* START Supplied data *

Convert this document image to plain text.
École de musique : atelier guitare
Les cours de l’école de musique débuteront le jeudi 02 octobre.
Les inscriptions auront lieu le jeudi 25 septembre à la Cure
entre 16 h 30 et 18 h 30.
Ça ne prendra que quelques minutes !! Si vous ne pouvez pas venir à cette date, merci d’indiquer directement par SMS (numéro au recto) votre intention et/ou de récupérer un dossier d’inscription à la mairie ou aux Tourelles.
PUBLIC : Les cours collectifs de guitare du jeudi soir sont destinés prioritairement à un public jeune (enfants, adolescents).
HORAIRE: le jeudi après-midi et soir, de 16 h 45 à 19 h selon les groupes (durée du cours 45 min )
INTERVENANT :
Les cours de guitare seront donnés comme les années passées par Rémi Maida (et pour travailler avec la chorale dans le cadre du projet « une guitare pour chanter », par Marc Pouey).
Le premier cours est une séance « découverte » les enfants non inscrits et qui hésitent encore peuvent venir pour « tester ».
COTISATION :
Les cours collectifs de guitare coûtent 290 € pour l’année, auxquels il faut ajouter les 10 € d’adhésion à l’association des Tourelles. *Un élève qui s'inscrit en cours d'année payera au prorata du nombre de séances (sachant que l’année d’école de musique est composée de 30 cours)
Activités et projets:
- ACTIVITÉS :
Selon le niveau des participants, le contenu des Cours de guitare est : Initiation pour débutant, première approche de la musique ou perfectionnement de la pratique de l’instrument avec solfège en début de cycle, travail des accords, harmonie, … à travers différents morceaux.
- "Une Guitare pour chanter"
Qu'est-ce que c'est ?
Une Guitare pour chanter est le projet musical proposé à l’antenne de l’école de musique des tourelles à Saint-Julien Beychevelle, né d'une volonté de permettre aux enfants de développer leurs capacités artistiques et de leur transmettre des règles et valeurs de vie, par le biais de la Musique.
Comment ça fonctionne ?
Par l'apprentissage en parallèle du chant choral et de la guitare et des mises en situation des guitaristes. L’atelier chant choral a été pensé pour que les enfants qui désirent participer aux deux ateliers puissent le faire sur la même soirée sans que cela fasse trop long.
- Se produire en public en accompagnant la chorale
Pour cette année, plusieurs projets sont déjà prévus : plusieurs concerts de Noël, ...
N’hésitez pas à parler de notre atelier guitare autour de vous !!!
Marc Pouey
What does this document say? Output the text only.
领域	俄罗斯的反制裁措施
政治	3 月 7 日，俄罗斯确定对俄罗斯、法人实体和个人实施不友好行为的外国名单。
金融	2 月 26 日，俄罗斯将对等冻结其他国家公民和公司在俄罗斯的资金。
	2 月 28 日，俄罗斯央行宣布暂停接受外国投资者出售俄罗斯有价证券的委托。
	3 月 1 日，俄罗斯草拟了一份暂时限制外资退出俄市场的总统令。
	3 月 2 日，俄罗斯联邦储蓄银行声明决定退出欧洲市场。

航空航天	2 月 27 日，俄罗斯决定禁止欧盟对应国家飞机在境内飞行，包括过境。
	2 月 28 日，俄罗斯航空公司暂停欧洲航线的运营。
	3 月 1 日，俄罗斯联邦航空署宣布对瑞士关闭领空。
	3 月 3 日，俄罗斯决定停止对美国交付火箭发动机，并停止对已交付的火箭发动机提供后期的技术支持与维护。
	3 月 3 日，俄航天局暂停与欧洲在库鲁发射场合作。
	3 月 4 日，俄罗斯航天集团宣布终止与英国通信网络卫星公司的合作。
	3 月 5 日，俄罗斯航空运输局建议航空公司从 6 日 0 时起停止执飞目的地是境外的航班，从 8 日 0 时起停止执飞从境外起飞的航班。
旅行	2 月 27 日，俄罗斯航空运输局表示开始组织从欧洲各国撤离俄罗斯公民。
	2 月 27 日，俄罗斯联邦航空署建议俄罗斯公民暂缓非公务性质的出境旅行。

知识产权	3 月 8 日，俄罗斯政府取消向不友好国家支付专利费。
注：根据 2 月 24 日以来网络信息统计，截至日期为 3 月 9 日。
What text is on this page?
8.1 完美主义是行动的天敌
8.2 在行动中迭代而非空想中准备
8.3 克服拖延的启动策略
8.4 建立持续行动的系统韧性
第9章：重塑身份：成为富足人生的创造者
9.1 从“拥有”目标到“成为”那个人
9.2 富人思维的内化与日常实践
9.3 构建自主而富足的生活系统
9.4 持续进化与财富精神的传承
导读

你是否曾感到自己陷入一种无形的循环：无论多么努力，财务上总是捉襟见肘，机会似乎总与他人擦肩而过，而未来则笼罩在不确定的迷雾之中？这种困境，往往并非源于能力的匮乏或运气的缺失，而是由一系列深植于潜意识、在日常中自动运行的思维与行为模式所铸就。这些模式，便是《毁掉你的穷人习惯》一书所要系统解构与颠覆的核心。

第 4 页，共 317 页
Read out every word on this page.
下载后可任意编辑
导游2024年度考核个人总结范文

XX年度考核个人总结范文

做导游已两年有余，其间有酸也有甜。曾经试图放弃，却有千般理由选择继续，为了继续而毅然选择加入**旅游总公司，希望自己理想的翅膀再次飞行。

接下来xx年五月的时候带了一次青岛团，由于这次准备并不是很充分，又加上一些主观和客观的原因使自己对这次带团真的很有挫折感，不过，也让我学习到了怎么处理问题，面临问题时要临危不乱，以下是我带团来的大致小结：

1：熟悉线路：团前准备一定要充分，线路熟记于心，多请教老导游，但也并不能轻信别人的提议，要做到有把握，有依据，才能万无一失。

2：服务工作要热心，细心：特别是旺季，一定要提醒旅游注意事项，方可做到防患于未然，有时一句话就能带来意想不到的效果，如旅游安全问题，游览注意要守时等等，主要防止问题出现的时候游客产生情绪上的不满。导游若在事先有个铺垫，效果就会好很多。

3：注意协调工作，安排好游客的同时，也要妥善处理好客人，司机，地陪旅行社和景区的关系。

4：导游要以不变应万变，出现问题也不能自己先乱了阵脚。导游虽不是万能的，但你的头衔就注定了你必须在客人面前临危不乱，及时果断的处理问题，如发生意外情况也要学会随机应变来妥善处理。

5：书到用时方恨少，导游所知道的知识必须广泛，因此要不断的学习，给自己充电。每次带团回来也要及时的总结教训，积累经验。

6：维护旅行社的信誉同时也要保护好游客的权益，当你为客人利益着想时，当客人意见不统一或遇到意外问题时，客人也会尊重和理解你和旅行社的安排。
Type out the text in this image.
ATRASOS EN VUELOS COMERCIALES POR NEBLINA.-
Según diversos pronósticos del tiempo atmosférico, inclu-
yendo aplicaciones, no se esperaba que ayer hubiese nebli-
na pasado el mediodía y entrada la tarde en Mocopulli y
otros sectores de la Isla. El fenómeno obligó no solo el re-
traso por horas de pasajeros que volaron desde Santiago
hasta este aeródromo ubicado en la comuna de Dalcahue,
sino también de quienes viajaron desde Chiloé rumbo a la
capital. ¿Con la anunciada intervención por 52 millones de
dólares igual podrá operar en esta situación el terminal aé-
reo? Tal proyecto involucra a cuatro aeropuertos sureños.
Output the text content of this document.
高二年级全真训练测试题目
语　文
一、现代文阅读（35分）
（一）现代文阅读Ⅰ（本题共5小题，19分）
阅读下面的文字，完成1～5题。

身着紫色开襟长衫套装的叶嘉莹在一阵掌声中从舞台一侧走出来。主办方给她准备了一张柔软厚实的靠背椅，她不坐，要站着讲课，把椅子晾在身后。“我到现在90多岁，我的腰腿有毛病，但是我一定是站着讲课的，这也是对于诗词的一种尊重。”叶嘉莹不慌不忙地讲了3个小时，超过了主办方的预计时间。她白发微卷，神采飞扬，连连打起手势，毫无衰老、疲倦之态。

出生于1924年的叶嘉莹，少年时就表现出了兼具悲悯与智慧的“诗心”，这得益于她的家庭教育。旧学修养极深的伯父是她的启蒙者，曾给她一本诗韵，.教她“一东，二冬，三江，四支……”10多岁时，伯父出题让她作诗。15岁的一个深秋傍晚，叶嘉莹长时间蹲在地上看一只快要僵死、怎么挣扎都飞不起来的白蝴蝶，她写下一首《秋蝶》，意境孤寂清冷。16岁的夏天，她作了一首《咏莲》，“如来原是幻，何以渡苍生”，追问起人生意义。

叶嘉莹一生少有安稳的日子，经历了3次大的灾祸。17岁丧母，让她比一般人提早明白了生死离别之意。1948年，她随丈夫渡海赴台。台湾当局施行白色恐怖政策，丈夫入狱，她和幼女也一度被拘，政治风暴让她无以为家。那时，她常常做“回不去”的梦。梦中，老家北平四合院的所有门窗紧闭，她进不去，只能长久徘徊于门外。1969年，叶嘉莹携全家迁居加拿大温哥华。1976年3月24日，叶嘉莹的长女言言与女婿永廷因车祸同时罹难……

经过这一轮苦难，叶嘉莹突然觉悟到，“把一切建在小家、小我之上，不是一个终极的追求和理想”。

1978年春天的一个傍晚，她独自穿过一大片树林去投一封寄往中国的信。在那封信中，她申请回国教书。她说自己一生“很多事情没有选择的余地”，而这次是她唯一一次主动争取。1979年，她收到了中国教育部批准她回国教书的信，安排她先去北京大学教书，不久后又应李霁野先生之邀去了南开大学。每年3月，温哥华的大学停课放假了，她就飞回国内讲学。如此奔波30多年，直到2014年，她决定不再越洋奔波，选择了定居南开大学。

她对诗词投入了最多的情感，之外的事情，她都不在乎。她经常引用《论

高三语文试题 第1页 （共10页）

* END Supplied data *

[Aim] Copy every line of the entries above in which "document" occurs.

[Solved exercise]
Convert this document image to plain text.
What does this document say? Output the text only.
Output the text content of this document.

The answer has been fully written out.